DESCRIPTION OF THE TASK
Report all lines holding "time".

RECORDS FOR THIS EXERCISE

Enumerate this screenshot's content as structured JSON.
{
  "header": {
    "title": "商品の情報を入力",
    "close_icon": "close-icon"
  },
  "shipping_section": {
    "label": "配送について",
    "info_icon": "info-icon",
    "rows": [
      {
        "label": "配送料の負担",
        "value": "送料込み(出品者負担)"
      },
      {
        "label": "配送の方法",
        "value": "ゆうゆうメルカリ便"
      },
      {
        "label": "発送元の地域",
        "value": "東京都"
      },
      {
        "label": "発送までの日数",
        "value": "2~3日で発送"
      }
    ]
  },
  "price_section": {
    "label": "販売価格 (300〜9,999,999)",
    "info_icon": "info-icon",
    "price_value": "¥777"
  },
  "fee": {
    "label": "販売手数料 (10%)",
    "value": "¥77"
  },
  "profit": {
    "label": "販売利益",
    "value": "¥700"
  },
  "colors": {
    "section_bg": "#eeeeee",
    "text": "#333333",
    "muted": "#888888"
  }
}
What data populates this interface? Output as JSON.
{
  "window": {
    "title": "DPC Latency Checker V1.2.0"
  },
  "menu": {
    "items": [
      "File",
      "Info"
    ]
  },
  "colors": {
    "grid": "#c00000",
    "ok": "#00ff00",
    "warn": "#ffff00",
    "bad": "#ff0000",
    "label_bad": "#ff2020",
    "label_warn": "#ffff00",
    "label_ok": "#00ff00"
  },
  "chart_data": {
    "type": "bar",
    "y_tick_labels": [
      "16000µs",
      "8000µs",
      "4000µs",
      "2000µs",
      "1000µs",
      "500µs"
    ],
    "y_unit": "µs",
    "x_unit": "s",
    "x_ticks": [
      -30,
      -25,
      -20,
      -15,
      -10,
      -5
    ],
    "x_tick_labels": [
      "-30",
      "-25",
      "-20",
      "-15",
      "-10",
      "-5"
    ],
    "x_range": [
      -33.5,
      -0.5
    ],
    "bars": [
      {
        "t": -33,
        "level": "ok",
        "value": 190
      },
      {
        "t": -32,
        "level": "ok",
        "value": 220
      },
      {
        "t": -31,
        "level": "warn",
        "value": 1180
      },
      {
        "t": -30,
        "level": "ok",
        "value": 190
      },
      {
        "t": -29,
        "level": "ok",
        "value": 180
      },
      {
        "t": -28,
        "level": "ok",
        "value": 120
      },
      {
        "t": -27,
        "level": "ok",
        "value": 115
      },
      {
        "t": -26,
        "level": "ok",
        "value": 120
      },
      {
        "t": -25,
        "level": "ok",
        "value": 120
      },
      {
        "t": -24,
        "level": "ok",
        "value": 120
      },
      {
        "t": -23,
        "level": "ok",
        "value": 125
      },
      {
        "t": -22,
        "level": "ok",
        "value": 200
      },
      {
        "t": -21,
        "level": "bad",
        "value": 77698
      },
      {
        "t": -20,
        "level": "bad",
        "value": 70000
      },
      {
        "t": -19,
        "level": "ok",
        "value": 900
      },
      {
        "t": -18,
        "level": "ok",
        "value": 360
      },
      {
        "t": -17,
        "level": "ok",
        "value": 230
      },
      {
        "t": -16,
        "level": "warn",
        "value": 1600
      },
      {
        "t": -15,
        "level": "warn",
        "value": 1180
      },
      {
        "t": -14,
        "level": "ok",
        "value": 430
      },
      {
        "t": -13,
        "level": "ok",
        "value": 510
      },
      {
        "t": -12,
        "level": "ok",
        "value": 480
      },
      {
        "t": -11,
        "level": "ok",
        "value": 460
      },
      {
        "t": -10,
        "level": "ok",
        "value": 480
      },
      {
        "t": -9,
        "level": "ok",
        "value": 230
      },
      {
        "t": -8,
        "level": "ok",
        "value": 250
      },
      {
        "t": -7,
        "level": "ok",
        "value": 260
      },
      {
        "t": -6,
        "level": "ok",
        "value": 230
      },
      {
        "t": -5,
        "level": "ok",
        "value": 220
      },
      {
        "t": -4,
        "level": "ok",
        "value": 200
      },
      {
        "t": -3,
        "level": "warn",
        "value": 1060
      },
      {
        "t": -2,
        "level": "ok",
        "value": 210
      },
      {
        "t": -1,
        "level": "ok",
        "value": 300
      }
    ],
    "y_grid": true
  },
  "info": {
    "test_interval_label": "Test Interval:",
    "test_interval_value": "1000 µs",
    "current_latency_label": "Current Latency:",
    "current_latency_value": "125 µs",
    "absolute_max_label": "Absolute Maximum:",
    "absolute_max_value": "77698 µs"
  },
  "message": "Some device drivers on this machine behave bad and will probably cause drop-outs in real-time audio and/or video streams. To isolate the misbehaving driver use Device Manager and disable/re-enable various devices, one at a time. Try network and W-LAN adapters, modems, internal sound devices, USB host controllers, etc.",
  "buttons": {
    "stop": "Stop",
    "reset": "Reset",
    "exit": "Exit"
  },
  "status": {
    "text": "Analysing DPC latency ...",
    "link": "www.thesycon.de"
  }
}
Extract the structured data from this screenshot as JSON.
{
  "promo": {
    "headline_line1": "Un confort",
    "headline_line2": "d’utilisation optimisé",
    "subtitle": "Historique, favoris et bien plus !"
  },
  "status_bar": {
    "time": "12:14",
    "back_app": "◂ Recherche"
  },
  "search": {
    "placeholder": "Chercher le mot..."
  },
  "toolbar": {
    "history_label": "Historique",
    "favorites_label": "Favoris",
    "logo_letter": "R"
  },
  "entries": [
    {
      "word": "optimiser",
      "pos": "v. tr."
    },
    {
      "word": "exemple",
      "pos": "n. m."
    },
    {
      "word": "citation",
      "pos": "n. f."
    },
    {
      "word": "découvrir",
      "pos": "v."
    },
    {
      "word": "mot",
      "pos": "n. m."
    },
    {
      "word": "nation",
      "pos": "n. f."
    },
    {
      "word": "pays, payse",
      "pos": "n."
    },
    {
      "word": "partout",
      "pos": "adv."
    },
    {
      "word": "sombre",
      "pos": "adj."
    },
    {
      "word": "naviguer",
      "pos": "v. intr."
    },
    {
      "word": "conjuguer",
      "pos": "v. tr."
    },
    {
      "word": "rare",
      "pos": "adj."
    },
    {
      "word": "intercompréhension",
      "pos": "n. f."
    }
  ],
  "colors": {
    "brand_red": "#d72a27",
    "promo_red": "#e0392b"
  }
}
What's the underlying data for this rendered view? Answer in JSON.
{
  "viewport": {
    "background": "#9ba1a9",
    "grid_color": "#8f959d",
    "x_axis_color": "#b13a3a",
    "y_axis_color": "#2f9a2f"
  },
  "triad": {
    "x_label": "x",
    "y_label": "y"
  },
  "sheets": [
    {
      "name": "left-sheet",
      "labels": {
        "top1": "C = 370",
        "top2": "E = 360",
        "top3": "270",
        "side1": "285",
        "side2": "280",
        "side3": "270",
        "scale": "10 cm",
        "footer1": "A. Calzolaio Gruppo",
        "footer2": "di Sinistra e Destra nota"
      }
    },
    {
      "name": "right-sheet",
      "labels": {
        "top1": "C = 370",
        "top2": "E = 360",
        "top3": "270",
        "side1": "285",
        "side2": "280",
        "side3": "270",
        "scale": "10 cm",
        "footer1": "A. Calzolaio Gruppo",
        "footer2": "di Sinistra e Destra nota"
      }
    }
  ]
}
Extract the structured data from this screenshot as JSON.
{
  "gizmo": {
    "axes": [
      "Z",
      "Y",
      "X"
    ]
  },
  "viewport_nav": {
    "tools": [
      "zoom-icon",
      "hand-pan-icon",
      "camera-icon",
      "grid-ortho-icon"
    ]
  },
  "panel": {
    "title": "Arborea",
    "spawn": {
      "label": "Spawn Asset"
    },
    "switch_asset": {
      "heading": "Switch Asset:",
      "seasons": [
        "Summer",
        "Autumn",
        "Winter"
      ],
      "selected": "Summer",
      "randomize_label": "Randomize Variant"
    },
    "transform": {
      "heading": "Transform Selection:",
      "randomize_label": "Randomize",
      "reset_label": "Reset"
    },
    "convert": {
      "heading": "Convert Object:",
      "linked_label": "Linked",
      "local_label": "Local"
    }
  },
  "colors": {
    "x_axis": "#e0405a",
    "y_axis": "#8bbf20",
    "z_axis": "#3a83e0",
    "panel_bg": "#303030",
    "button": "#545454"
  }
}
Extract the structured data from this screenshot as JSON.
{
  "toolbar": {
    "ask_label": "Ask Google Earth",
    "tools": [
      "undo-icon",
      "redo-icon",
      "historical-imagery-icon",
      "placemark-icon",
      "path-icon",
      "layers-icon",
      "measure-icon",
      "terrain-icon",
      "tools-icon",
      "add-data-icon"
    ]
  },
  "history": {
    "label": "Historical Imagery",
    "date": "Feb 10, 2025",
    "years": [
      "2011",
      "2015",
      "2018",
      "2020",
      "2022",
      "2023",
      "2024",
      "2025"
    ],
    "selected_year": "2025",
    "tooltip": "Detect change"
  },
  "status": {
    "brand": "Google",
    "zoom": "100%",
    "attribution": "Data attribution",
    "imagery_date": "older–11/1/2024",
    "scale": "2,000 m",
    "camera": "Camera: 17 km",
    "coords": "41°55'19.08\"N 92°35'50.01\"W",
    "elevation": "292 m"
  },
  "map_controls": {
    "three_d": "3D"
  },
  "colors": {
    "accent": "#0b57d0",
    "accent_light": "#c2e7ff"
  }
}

IN RESPONSE
  "message": "Some device drivers on this machine behave bad and will probably cause drop-outs in real-time audio and/or video streams. To isolate the misbehaving driver use Device Manager and disable/re-enable various devices, one at a time. Try network and W-LAN adapters, modems, internal sound devices, USB host controllers, etc.",
    "time": "12:14",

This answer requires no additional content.